Report each line from the records where the string "within" turns up.

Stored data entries

>>>>

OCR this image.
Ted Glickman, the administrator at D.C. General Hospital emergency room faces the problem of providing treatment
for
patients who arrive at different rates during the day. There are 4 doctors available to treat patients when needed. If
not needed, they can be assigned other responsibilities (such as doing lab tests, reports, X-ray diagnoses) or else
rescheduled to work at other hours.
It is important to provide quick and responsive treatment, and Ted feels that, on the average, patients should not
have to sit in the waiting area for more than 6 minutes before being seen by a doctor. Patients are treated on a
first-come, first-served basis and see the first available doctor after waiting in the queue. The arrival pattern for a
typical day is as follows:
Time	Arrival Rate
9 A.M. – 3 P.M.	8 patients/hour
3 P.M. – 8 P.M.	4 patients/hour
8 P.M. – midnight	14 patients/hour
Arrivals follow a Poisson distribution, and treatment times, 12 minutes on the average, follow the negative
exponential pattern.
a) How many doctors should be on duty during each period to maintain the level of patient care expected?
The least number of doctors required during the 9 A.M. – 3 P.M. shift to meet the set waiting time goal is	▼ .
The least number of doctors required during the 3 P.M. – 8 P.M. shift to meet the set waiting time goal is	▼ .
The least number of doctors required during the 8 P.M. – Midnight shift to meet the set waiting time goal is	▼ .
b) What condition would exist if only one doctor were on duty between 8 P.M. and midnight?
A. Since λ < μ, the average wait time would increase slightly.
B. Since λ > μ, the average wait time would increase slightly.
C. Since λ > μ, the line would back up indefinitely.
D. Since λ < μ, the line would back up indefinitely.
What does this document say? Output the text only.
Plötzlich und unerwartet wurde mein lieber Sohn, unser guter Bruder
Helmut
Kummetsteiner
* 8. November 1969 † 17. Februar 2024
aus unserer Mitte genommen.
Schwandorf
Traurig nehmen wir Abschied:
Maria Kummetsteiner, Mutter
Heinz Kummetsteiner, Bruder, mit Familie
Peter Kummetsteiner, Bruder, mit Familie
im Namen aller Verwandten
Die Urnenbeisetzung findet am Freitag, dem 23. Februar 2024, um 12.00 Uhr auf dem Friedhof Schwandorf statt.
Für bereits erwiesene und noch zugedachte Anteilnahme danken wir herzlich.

<<<<
>>>>

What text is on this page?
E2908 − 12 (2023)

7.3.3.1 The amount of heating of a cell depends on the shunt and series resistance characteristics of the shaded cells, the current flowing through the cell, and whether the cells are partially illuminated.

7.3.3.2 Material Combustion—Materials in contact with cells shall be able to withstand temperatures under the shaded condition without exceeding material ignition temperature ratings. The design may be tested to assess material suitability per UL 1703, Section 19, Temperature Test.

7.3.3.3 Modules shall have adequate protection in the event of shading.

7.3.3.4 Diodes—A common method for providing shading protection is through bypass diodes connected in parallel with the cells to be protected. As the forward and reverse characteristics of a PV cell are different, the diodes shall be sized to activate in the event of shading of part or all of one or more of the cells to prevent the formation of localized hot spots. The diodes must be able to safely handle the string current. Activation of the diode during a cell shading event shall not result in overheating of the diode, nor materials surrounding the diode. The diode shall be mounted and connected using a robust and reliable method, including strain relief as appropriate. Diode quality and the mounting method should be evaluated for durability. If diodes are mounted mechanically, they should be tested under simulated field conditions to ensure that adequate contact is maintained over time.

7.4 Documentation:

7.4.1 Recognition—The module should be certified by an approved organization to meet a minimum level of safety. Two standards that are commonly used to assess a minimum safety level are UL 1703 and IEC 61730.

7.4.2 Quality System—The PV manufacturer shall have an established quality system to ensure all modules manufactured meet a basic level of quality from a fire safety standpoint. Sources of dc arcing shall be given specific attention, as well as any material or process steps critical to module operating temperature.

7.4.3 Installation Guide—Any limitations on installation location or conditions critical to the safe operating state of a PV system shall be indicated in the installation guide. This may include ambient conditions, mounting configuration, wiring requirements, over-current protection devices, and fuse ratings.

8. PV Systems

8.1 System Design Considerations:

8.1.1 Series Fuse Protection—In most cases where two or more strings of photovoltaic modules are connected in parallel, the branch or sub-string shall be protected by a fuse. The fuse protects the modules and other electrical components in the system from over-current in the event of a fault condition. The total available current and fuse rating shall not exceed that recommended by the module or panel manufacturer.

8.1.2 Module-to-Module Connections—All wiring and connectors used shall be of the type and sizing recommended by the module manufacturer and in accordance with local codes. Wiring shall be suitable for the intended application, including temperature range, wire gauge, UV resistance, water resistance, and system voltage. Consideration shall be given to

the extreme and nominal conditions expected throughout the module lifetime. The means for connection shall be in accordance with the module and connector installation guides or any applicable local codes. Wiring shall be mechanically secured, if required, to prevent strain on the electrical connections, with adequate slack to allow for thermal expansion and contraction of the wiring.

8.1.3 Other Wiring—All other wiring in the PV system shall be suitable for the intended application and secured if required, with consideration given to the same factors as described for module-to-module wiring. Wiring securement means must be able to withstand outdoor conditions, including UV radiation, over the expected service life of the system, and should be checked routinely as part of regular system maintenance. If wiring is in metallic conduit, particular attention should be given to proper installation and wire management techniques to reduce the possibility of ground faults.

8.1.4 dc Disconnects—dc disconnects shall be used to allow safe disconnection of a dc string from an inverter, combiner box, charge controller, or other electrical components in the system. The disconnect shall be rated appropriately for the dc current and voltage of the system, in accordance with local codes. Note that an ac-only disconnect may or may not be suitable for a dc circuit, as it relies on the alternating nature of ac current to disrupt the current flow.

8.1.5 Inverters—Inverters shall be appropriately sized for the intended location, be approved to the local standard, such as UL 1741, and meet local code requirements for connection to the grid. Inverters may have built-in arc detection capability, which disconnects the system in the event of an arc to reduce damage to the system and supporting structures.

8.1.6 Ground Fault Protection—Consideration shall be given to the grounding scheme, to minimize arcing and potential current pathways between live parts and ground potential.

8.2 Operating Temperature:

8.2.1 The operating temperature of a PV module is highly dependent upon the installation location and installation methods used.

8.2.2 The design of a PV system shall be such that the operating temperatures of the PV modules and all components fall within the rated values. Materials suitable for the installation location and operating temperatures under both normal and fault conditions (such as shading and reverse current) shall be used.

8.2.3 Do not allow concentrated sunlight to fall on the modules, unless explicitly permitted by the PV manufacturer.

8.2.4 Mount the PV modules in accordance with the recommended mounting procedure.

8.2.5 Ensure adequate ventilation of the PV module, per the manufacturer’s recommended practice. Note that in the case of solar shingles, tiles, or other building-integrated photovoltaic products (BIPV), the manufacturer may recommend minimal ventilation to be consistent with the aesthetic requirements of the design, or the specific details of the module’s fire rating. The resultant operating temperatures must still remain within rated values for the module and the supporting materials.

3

<<<<

• [Exercise answer]
8.2.2 The design of a PV system shall be such that the operating temperatures of the PV modules and all components fall within the rated values. Materials suitable for the installation location and operating temperatures under both normal and fault conditions (such as shading and reverse current) shall be used.
8.2.5 Ensure adequate ventilation of the PV module, per the manufacturer’s recommended practice. Note that in the case of solar shingles, tiles, or other building-integrated photovoltaic products (BIPV), the manufacturer may recommend minimal ventilation to be consistent with the aesthetic requirements of the design, or the specific details of the module’s fire rating. The resultant operating temperatures must still remain within rated values for the module and the supporting materials.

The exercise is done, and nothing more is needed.